Then there was the showman in Hans
Andersen's tale who would have his puppets endowed with
life by the student of magic and already Mr Walter
Wilkinson, we fear, is in a rage with us, just as he was
in a rage with the two pedants who watched him doing his
show under the larch-trees at Paradise, which is just
above the Adam and Eve Inn, on the slopes of Painswick
Beacon, in the Cotswolds and "talked pompously about
some delightful scene in some book or other of which it
reminded them" - with their backs to the puppets, too.
Mr Wilkinson abhors comparisons; he begs you to take him
just for what he is.
In that desire to get out of the rank
and rediscover his individuality, as man and artist, we
find the motive-force of this amateur-professional (why
put asunder characters that God evidently meant should
be joined?) who fared on foot, rejoicing, round Devon
and Somerset and home again with his tent and his "Peep
Show" and made a diary as he went that at once claims
the next place to Sanger's memoirs in the classics of
showmanship. If Mr Wilkinson handles his puppets
as deftly as he handles his pen, we would tramp a good
many miles to see them.

• DIRECTIVE A
Answer these questions from the passage about Walter Wilkinson:
(i) Under what trees did the two pedants watch his show?
(ii) Which two counties did he go round on foot?
(iii) Whose memoirs does his diary come next to among the classics of showmanship?
• DIRECTIVE B
Copy the passage about Walter Wilkinson word for word, everything from "Mr Wilkinson abhors" down to "to see them.".

[Dataset rows]
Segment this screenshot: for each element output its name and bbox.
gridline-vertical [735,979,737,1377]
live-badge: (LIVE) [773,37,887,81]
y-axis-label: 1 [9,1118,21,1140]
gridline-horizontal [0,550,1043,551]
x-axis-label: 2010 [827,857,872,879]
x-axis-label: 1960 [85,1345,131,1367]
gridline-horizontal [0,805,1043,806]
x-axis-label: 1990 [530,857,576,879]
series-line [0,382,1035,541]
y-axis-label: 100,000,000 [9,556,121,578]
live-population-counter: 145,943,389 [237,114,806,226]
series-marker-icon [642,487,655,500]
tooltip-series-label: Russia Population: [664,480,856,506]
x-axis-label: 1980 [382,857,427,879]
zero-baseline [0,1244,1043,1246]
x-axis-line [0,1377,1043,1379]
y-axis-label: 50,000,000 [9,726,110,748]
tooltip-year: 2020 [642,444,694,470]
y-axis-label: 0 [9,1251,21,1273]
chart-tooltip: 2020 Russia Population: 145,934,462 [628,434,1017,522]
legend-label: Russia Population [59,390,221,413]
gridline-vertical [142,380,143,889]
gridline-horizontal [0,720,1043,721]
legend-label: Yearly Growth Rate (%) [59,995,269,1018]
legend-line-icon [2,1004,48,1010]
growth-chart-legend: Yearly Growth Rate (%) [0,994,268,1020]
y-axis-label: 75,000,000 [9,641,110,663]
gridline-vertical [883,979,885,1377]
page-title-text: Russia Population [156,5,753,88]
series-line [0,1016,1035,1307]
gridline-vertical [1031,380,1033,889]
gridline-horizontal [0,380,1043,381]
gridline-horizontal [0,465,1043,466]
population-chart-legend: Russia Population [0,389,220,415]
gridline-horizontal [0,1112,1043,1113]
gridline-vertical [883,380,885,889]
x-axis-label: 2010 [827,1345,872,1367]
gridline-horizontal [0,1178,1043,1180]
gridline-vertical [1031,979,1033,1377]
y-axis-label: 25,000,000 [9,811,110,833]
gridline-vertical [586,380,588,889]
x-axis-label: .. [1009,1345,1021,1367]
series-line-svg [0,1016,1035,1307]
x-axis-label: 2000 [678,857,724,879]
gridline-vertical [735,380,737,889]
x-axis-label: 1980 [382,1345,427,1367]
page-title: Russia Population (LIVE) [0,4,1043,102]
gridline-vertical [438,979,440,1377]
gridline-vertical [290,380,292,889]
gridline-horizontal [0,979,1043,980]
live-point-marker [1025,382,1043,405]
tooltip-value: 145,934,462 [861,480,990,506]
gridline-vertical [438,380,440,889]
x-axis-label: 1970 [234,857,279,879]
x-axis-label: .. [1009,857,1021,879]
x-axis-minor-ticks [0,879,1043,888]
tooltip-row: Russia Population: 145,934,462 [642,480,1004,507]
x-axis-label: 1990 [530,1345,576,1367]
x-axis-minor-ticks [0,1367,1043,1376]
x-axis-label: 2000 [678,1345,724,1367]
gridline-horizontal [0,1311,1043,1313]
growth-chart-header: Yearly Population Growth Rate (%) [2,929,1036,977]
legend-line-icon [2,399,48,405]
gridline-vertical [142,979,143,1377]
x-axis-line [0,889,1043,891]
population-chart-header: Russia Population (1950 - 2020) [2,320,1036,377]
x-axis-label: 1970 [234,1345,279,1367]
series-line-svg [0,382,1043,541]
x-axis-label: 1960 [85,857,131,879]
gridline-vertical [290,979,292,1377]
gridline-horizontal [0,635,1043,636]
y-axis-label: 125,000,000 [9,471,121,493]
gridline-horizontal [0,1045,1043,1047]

• ANSWER A
(i) Under the larch-trees.
(ii) Devon and Somerset.
(iii) Sanger's.

• ANSWER B
Mr Wilkinson abhors comparisons; he begs you to take him
just for what he is.
In that desire to get out of the rank
and rediscover his individuality, as man and artist, we
find the motive-force of this amateur-professional (why
put asunder characters that God evidently meant should
be joined?) who fared on foot, rejoicing, round Devon
and Somerset and home again with his tent and his "Peep
Show" and made a diary as he went that at once claims
the next place to Sanger's memoirs in the classics of
showmanship. If Mr Wilkinson handles his puppets
as deftly as he handles his pen, we would tramp a good
many miles to see them.